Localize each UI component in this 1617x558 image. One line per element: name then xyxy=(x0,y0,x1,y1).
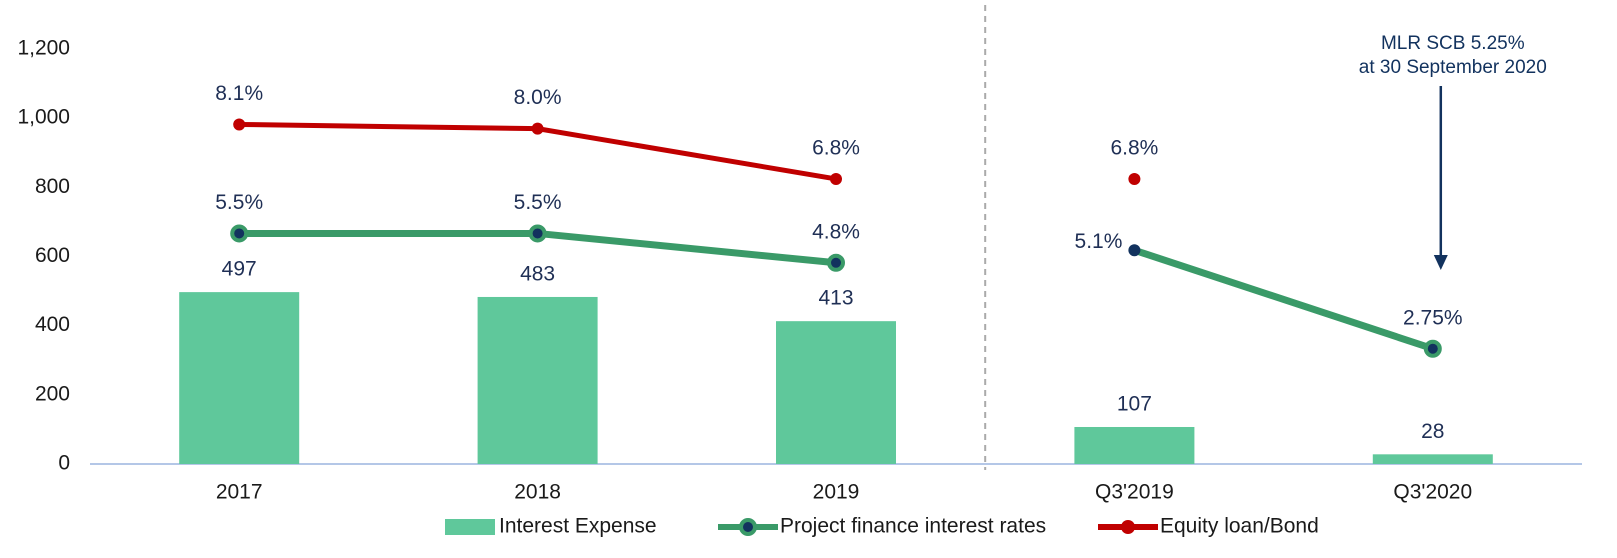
line-value-label: 6.8% xyxy=(1110,136,1158,159)
y-tick-label: 400 xyxy=(35,313,70,336)
y-tick-label: 1,000 xyxy=(17,106,70,129)
marker xyxy=(233,118,246,131)
bar xyxy=(179,292,300,464)
line-value-label: 6.8% xyxy=(812,136,860,159)
bar xyxy=(477,296,598,464)
bar xyxy=(1074,426,1195,464)
bar-value-label: 497 xyxy=(222,258,257,281)
legend-label: Interest Expense xyxy=(499,515,657,538)
bar xyxy=(1372,454,1493,464)
line-value-label: 5.1% xyxy=(1075,230,1123,253)
marker xyxy=(1128,172,1141,185)
line-value-label: 2.75% xyxy=(1403,306,1463,329)
line-value-label: 5.5% xyxy=(514,191,562,214)
annotation: MLR SCB 5.25% xyxy=(1381,33,1525,54)
line-value-label: 8.1% xyxy=(215,82,263,105)
line-value-label: 8.0% xyxy=(514,86,562,109)
x-tick-label: 2018 xyxy=(514,481,561,504)
legend-marker xyxy=(1121,520,1135,534)
y-tick-label: 200 xyxy=(35,382,70,405)
y-tick-label: 600 xyxy=(35,244,70,267)
y-tick-label: 1,200 xyxy=(17,37,70,60)
marker xyxy=(230,224,249,243)
marker xyxy=(1128,244,1141,257)
line xyxy=(1133,246,1434,353)
x-tick-label: 2017 xyxy=(216,481,263,504)
legend-label: Project finance interest rates xyxy=(780,515,1046,538)
marker xyxy=(1423,339,1442,358)
line-value-label: 5.5% xyxy=(215,191,263,214)
annotation-arrowhead xyxy=(1433,255,1448,270)
y-tick-label: 800 xyxy=(35,175,70,198)
bar-value-label: 28 xyxy=(1421,420,1444,443)
x-tick-label: Q3'2020 xyxy=(1393,481,1472,504)
legend-marker xyxy=(739,518,757,536)
bar xyxy=(776,321,896,464)
legend-swatch xyxy=(445,519,495,535)
line-value-label: 4.8% xyxy=(812,220,860,243)
annotation: at 30 September 2020 xyxy=(1359,57,1547,78)
bar-value-label: 483 xyxy=(520,263,555,286)
marker xyxy=(830,172,842,185)
marker xyxy=(827,253,845,272)
x-tick-label: Q3'2019 xyxy=(1095,481,1174,504)
marker xyxy=(531,122,544,135)
legend-label: Equity loan/Bond xyxy=(1160,515,1319,538)
y-tick-label: 0 xyxy=(58,452,70,475)
bar-value-label: 413 xyxy=(818,287,853,310)
x-tick-label: 2019 xyxy=(813,481,860,504)
bar-value-label: 107 xyxy=(1117,393,1152,416)
marker xyxy=(528,224,547,243)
++++
=== Short exercise ===
Please copy all the records above line for line, without changing anything, and leave the picture out of your answer.

=== Task answer ===
Localize each UI component in this 1617x558 image. One line per element: name then xyxy=(x0,y0,x1,y1).
line-value-label: 6.8% xyxy=(1110,136,1158,159)
y-tick-label: 400 xyxy=(35,313,70,336)
y-tick-label: 1,000 xyxy=(17,106,70,129)
marker xyxy=(233,118,246,131)
bar xyxy=(179,292,300,464)
line-value-label: 6.8% xyxy=(812,136,860,159)
bar xyxy=(477,296,598,464)
bar xyxy=(1074,426,1195,464)
bar-value-label: 497 xyxy=(222,258,257,281)
legend-label: Interest Expense xyxy=(499,515,657,538)
bar xyxy=(1372,454,1493,464)
line-value-label: 5.1% xyxy=(1075,230,1123,253)
marker xyxy=(1128,172,1141,185)
line-value-label: 2.75% xyxy=(1403,306,1463,329)
line-value-label: 5.5% xyxy=(514,191,562,214)
annotation: MLR SCB 5.25% xyxy=(1381,33,1525,54)
line-value-label: 8.1% xyxy=(215,82,263,105)
line-value-label: 8.0% xyxy=(514,86,562,109)
x-tick-label: 2018 xyxy=(514,481,561,504)
legend-marker xyxy=(1121,520,1135,534)
y-tick-label: 200 xyxy=(35,382,70,405)
y-tick-label: 600 xyxy=(35,244,70,267)
y-tick-label: 1,200 xyxy=(17,37,70,60)
marker xyxy=(230,224,249,243)
marker xyxy=(1128,244,1141,257)
line xyxy=(1133,246,1434,353)
x-tick-label: 2017 xyxy=(216,481,263,504)
legend-label: Project finance interest rates xyxy=(780,515,1046,538)
marker xyxy=(1423,339,1442,358)
line-value-label: 5.5% xyxy=(215,191,263,214)
annotation-arrowhead xyxy=(1433,255,1448,270)
y-tick-label: 800 xyxy=(35,175,70,198)
bar-value-label: 28 xyxy=(1421,420,1444,443)
x-tick-label: Q3'2020 xyxy=(1393,481,1472,504)
legend-marker xyxy=(739,518,757,536)
bar xyxy=(776,321,896,464)
legend-swatch xyxy=(445,519,495,535)
line-value-label: 4.8% xyxy=(812,220,860,243)
annotation: at 30 September 2020 xyxy=(1359,57,1547,78)
bar-value-label: 483 xyxy=(520,263,555,286)
marker xyxy=(830,172,842,185)
marker xyxy=(827,253,845,272)
x-tick-label: Q3'2019 xyxy=(1095,481,1174,504)
marker xyxy=(531,122,544,135)
legend-label: Equity loan/Bond xyxy=(1160,515,1319,538)
y-tick-label: 0 xyxy=(58,452,70,475)
bar-value-label: 413 xyxy=(818,287,853,310)
x-tick-label: 2019 xyxy=(813,481,860,504)
bar-value-label: 107 xyxy=(1117,393,1152,416)
marker xyxy=(528,224,547,243)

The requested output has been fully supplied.